> _Extrait choisi_:
···

Donald Trump arrêté par les policiers au pied de la Trump Tower à New York, Emmanuel Macron qui mange de la boue, ou encore le pape en doudoune…, ces photos ont été partagées des dizaines, centaines de milliers, voire millions de fois sur les réseaux sociaux depuis la mi-mars. Pourtant, les événements dont elles sont censées rendre compte n’ont pas eu lieu.
Ces images ont été générées par la dernière version en ligne d’une intelligence artificielle (IA) de dernière génération, Midjourney. Et avec quel succès ! La qualité de leur grain, la ressemblance des visages, le réalisme des textures et des couleurs sont tels qu’elles ont trompé plus d’un internaute.
La sophistication de plus en plus avancée de ces outils promet un monde dans lequel distinguer une véritable photo d’une création informatique sera quasi impossible, quand ce n’est pas déjà le cas. Alors que mettre en scène le pape François dans des situations décalées est devenu depuis ces derniers jours l’une des activités les plus à la mode sur le forum Reddit, quelques indices permettent encore, parfois, de ne pas se faire avoir.
1. Des mains bizarres
Le point faible principal des intelligences artificielles visuelles se situe au niveau des mains. L’intelligence artificielle ne fait pas systématiquement d’erreur sur ce genre de détail, mais quand c’est le cas, il s’agit souvent du moyen le plus simple pour la confondre.

···

> _Données fournies_:
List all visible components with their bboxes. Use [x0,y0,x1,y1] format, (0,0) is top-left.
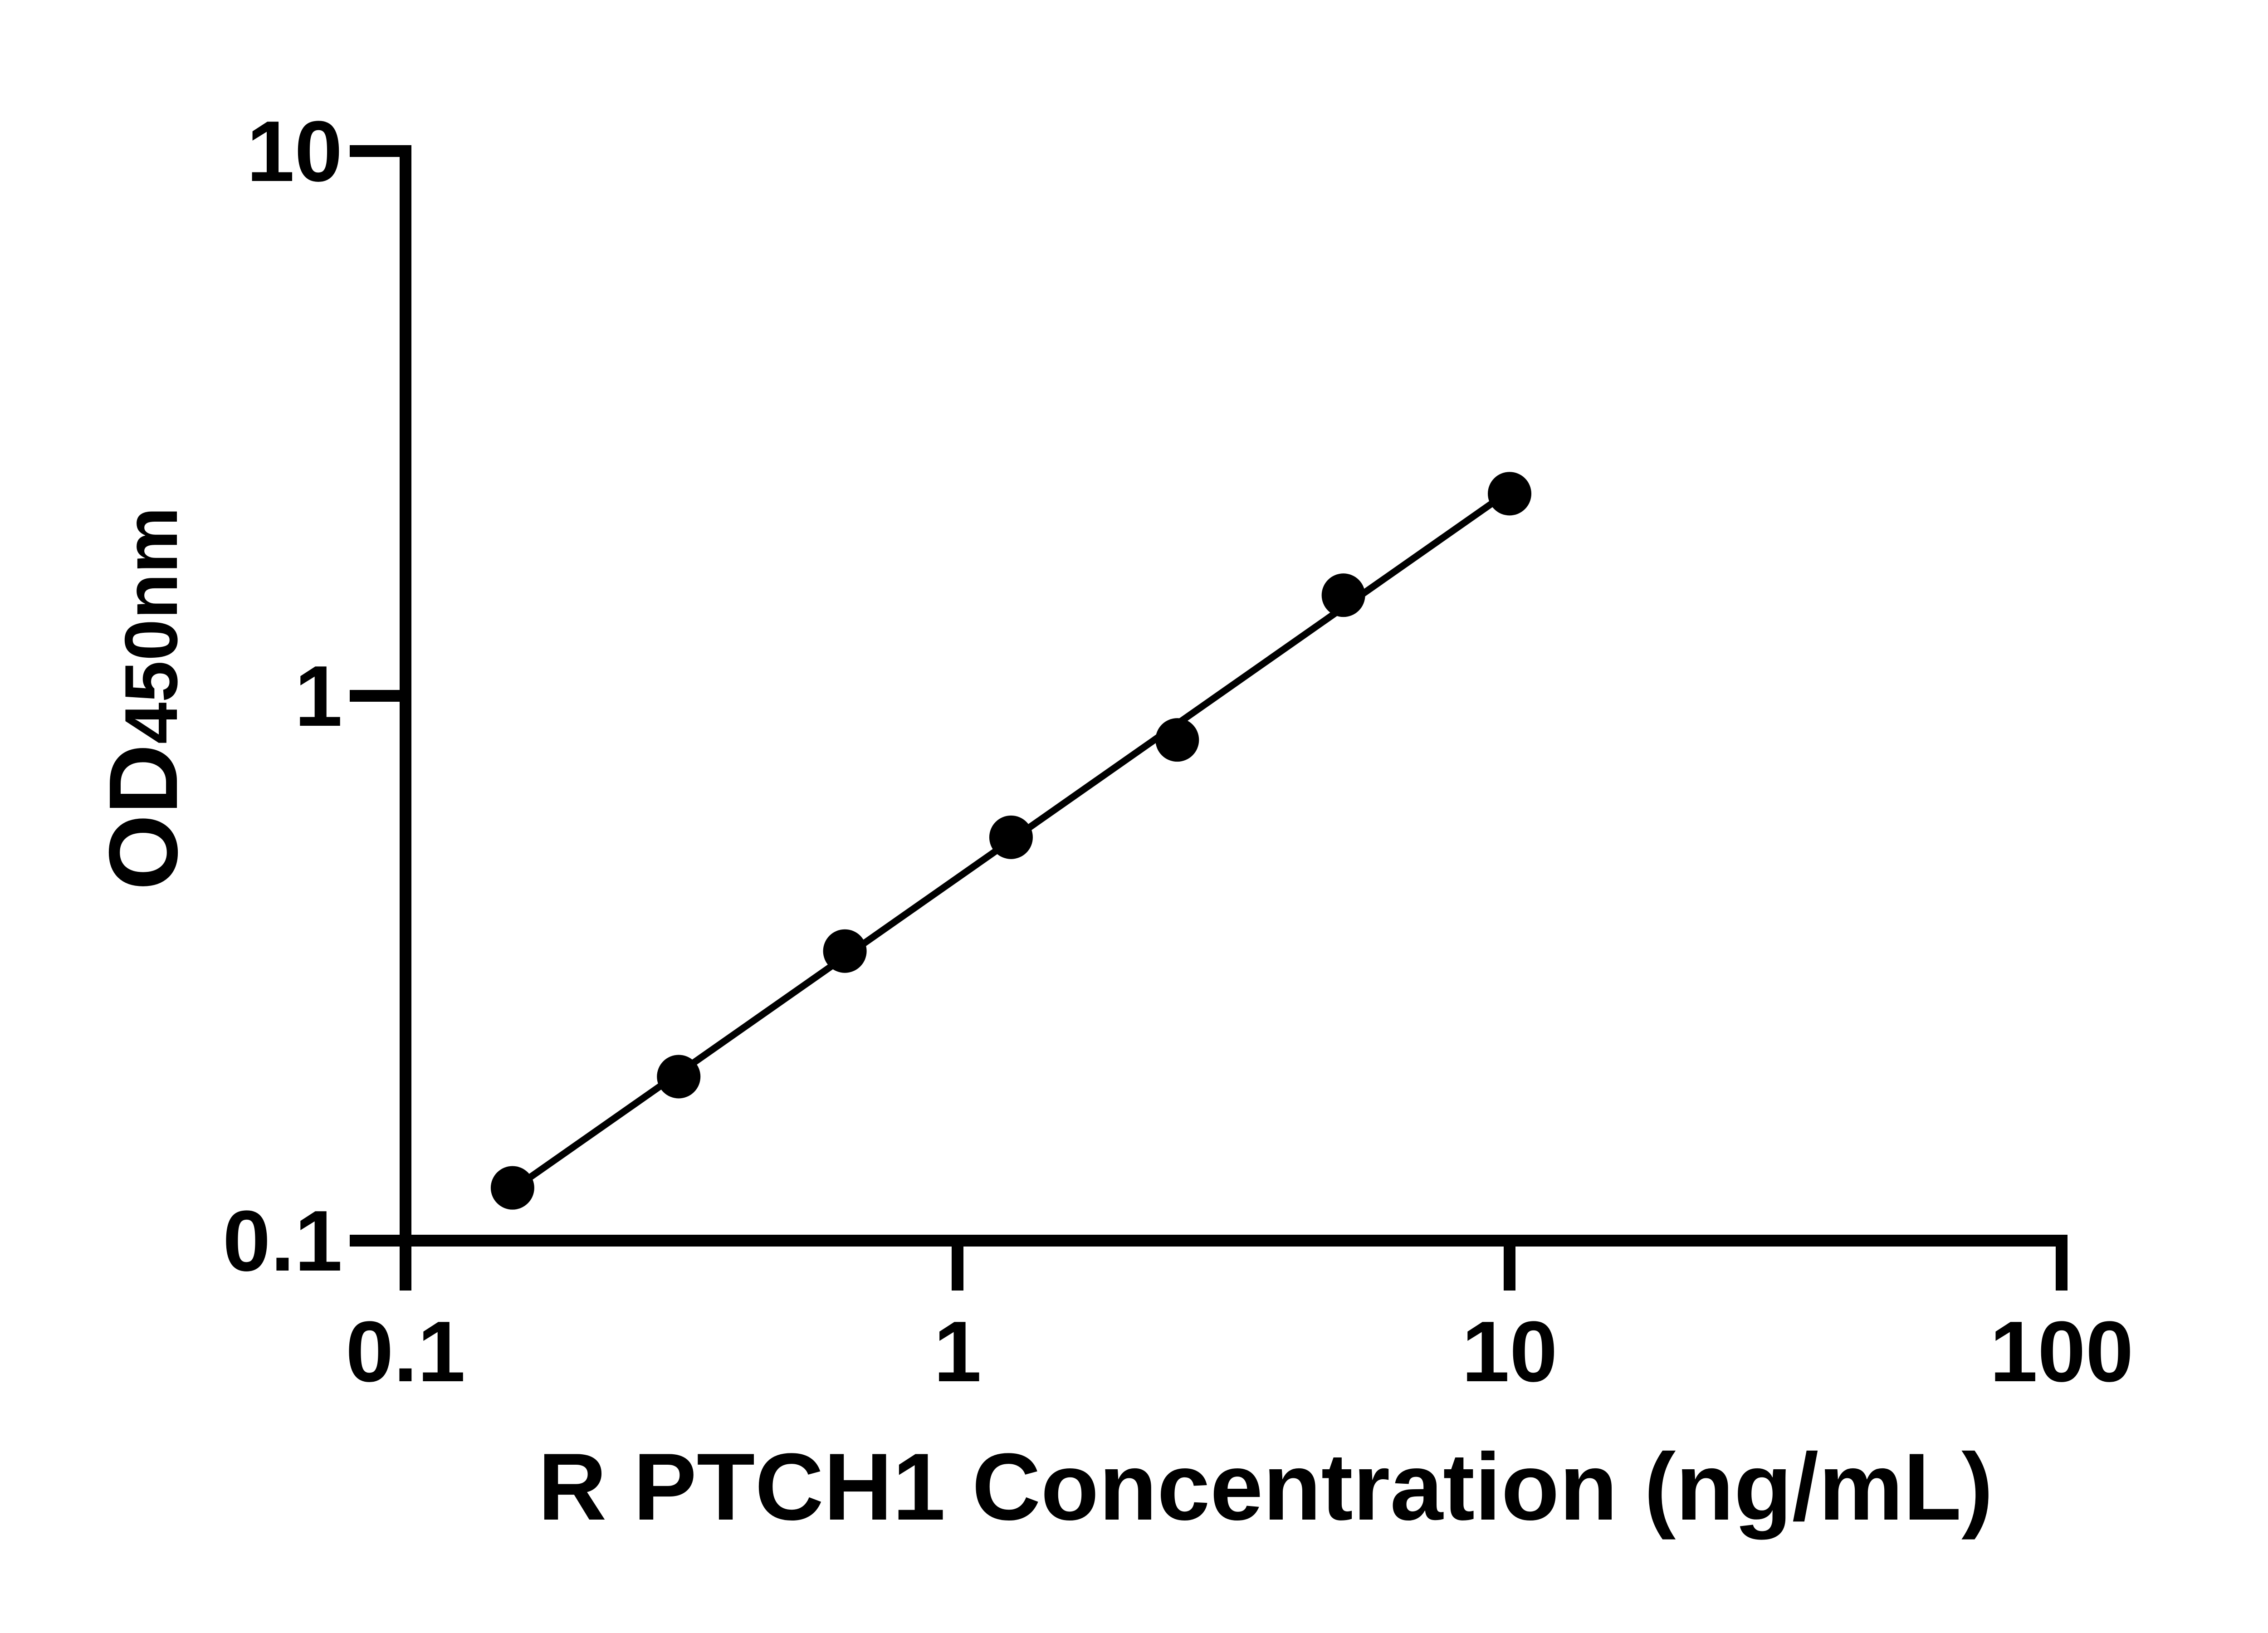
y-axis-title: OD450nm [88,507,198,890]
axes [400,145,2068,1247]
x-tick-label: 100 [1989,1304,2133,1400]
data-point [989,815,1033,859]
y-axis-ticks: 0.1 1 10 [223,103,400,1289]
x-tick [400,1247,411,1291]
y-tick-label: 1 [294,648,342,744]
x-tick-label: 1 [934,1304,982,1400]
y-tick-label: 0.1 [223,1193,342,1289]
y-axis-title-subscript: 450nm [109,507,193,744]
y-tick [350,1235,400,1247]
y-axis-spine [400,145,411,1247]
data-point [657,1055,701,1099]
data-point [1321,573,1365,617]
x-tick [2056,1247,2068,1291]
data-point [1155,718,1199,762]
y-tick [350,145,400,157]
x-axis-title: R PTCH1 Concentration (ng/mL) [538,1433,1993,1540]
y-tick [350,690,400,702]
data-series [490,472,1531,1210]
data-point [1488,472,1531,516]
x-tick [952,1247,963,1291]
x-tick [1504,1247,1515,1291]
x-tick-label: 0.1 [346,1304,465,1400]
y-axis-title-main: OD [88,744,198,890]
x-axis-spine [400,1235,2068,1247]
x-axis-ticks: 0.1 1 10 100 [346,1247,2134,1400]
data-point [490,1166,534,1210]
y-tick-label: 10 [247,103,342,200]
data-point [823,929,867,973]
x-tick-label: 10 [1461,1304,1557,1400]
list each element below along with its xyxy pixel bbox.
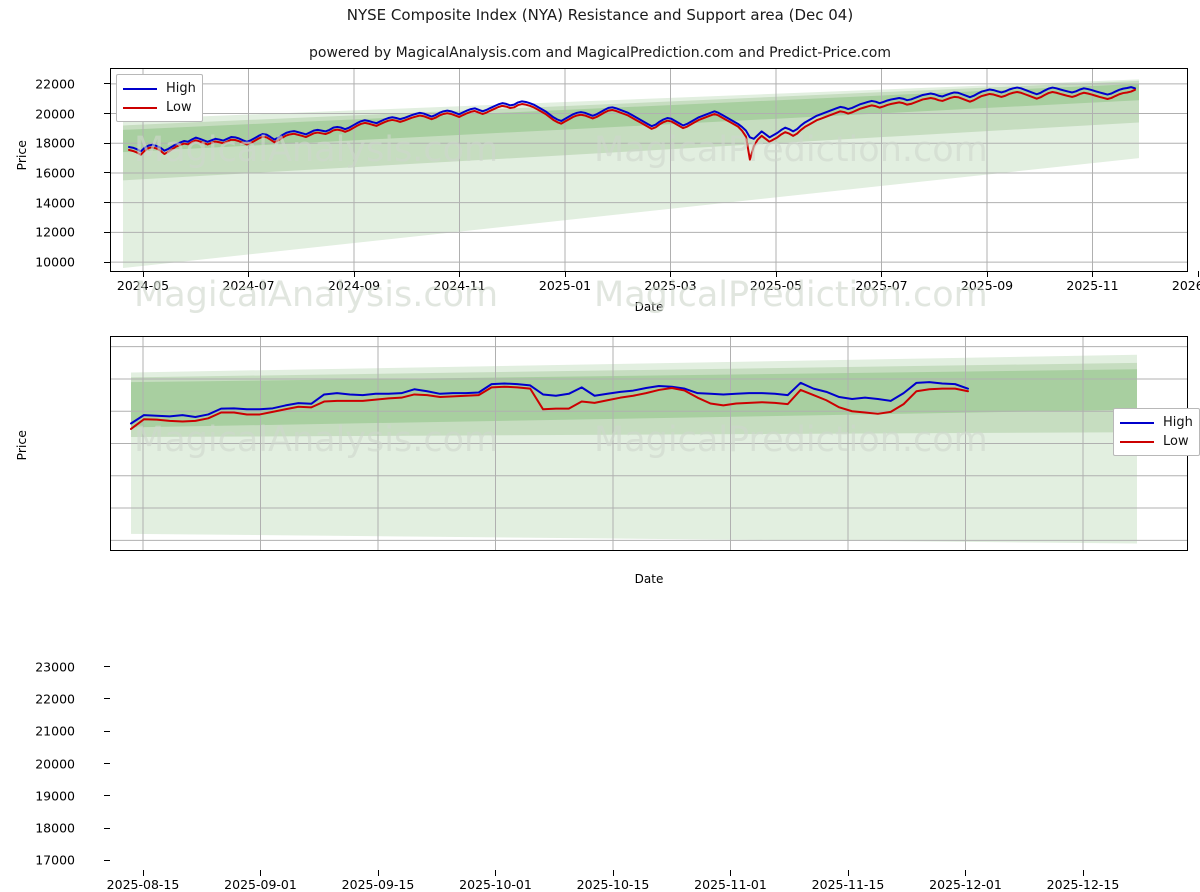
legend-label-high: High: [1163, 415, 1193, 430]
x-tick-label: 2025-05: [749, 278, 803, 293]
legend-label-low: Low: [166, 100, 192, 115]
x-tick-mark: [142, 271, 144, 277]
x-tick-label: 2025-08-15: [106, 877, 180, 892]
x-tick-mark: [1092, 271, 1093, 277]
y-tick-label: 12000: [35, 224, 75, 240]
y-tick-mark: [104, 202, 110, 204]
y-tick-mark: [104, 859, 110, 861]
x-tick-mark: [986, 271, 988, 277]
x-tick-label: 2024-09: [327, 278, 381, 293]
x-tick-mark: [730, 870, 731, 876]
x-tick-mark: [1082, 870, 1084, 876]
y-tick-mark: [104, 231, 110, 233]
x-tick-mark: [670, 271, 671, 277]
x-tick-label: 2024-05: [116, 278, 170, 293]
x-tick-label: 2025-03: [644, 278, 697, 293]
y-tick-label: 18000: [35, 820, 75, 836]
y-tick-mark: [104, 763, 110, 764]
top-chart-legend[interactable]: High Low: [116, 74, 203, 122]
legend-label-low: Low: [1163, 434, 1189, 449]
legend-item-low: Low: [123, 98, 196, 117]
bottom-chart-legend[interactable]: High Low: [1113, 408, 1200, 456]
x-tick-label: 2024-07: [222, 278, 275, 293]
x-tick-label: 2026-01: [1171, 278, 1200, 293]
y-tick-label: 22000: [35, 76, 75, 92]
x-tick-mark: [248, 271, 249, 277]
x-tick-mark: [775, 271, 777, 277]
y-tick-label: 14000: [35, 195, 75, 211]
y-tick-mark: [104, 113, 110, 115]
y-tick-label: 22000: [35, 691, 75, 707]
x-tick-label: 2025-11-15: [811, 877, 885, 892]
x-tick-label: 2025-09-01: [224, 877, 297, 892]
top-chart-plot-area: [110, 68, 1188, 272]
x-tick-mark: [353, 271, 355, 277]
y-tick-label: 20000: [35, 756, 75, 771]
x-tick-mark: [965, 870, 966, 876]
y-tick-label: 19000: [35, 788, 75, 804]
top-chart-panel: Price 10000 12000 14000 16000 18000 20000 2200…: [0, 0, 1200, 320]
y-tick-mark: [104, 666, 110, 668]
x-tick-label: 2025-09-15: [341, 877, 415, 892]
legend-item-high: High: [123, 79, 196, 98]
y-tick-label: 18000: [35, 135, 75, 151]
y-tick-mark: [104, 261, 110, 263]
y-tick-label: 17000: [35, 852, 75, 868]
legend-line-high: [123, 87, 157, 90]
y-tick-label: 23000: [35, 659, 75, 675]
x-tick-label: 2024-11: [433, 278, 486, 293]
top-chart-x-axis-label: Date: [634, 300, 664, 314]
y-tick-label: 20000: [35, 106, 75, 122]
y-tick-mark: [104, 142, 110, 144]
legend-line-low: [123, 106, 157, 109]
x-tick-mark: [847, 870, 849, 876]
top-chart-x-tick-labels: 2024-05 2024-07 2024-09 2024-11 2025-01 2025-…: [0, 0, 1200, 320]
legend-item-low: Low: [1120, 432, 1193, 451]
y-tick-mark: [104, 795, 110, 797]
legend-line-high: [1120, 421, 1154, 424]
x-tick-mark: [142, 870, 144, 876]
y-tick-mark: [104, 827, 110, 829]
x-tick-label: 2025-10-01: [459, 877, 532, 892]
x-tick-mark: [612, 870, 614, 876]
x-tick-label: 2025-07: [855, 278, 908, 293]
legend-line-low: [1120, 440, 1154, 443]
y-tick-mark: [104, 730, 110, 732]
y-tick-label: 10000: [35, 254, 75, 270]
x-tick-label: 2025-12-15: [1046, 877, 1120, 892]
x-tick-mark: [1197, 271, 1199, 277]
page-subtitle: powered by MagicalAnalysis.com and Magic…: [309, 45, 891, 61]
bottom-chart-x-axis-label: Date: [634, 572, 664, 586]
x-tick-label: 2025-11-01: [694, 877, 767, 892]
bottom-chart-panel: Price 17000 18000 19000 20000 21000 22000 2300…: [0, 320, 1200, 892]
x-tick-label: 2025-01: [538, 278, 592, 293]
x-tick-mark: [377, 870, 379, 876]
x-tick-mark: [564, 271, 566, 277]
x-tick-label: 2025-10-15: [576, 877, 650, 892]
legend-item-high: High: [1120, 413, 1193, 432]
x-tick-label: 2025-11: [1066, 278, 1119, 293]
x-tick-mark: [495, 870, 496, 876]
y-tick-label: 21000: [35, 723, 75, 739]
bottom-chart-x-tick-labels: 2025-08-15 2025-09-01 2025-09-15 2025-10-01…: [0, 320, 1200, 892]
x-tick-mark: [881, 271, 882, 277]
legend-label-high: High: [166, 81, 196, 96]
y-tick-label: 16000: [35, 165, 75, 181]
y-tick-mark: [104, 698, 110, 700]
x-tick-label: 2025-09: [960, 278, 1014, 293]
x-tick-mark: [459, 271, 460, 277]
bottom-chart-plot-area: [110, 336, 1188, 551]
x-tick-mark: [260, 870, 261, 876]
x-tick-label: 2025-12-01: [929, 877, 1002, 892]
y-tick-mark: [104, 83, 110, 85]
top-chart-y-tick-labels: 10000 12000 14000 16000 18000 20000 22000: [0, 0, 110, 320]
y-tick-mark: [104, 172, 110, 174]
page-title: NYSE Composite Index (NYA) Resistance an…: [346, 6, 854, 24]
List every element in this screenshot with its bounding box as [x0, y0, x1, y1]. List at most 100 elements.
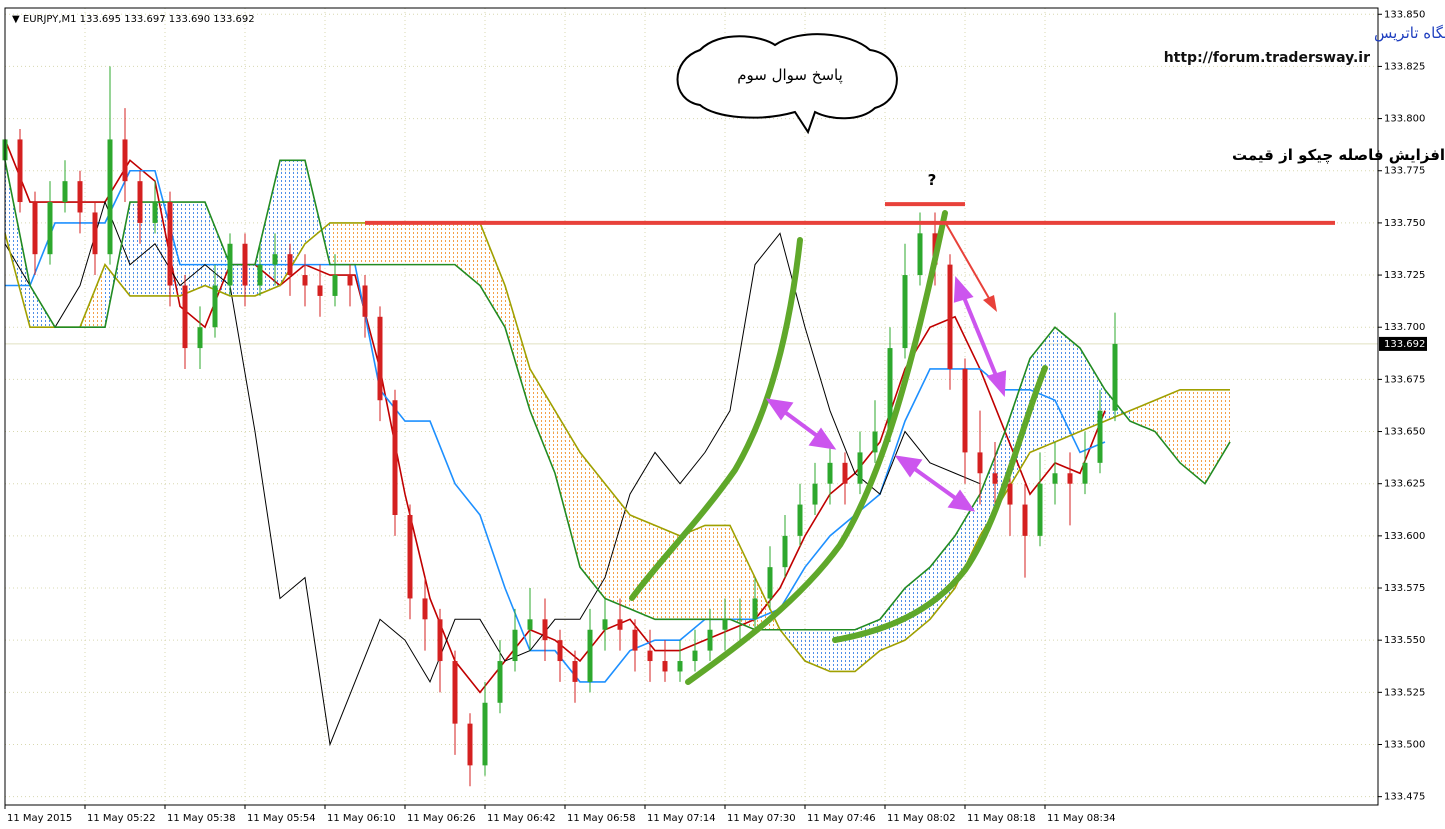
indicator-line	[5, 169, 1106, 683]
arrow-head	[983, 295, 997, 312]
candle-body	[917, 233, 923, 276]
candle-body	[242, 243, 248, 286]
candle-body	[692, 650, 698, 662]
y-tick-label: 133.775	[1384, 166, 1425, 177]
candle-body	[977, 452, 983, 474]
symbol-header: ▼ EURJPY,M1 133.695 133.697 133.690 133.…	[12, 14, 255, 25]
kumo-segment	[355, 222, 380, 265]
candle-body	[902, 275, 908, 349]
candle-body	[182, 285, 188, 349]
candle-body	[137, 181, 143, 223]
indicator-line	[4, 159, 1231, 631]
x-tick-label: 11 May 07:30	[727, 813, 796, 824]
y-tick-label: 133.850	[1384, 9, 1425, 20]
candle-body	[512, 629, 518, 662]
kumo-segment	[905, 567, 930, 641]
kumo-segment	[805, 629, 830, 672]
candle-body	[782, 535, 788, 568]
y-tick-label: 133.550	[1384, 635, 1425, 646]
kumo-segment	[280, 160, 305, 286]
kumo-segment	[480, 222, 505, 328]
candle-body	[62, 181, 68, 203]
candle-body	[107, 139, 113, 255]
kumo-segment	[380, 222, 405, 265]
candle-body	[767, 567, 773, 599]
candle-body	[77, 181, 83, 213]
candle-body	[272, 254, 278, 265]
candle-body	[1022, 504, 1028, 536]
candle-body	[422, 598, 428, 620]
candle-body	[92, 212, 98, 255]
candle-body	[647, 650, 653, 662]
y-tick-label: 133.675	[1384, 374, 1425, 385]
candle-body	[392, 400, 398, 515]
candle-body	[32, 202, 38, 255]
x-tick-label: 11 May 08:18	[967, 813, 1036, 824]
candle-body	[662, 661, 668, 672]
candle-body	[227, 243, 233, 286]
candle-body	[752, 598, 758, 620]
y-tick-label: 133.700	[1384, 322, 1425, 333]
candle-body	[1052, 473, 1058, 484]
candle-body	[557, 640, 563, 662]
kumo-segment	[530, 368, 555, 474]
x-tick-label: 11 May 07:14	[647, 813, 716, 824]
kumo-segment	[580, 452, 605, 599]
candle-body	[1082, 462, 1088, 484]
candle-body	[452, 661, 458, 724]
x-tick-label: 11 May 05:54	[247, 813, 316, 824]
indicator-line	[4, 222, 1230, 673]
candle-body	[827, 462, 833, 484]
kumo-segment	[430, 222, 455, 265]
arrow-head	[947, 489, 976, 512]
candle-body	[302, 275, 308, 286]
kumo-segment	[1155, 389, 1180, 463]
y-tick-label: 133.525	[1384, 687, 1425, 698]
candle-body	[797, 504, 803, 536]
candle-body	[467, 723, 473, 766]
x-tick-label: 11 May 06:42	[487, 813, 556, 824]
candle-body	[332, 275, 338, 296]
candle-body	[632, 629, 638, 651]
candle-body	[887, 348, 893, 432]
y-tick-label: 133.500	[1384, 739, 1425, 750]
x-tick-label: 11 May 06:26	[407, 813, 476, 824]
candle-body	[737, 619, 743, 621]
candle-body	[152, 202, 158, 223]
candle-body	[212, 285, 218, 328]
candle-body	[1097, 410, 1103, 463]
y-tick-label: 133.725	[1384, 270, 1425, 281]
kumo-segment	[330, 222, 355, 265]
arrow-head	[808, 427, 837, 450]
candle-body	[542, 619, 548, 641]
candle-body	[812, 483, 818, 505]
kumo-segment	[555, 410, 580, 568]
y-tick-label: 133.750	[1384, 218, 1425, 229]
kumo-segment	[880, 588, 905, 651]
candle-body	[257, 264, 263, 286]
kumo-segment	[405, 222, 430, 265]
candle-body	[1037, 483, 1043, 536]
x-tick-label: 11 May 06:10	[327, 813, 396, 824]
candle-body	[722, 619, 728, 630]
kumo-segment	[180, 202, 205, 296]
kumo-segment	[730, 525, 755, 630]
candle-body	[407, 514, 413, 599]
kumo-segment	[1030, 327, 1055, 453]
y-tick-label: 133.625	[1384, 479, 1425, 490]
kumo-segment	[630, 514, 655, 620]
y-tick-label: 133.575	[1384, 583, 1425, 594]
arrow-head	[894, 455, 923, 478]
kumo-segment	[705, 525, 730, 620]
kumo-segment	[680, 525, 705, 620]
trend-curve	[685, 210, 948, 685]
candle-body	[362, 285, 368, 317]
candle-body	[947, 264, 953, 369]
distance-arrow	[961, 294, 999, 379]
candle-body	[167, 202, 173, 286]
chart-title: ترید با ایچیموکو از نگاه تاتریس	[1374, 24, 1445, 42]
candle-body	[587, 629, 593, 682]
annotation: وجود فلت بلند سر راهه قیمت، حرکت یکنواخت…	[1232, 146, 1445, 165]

···

> _Votre tâche_: Pouvez-vous reprendre l'article sur les fausses photos créées par intelligence artificielle juste après sa dernière phrase ?

> _Résultat obtenu_:
Taille et nombre de doigts, entrelacement de ceux-ci, bagues…, elle comprend mal l’anatomie humaine et, par conséquent, se livre souvent à des reconstitutions quelque peu hasardeuses.
Dans le cas du pape en doudoune Balenciaga, il s’agissait d’un des seuls indices. Ses deux mains ne font pas la même taille, l’une d’elles semble tenir une gourde d’un geste peu naturel, tandis que la seconde montre trois doigts qui se rejoignent en deux doigts bagués.
L’image infamante d’Emmanuel Macron mangeant de la boue est également trahie par l’une des mains du président, qui affiche… sept doigts.
Une autre image artificielle du pape, cette fois sur une plage, le montre doté de seulement trois doigts à la main gauche. Les pieds ne sont pas mieux lotis : le pape fait négligemment bronzer six orteils.
2. Des couvre-chefs incohérents
L’intelligence artificielle a toutes les peines du monde à comprendre la forme, la fonction et la logique de ce que les humains se posent sur la caboche. Sa perplexité est d’autant plus flagrante quand il y a plusieurs personnages en même temps.
Par exemple, sur les photos fictives de l’arrestation de Donald Trump : les trois représentants de l’ordre qui l’entourent portent respectivement des casquettes – passe encore – et un étrange casque métallique qui s’arrête à mi-hauteur du crâne.
Dans une reconstitution imaginaire du plateau de tournage des premiers pas sur la Lune (qui seraient une mise en scène, comme chaque complotiste le sait), les différents astronautes ont sur la tête tantôt une casquette, tantôt une visière sans masque, tantôt… une calotte en plastique.
3. Une anatomie aberrante
Vaste thématique, pourtant centrale : l’intelligence artificielle est entraînée à synthétiser les fichiers qu’elle consulte. Elle excelle donc dans la génération d’images ressemblantes, mais elle ne comprend rien à la structure sous-jacente des objets et des personnes. Résultat : des corps qui peuvent régulièrement se trouver dans des situations étranges.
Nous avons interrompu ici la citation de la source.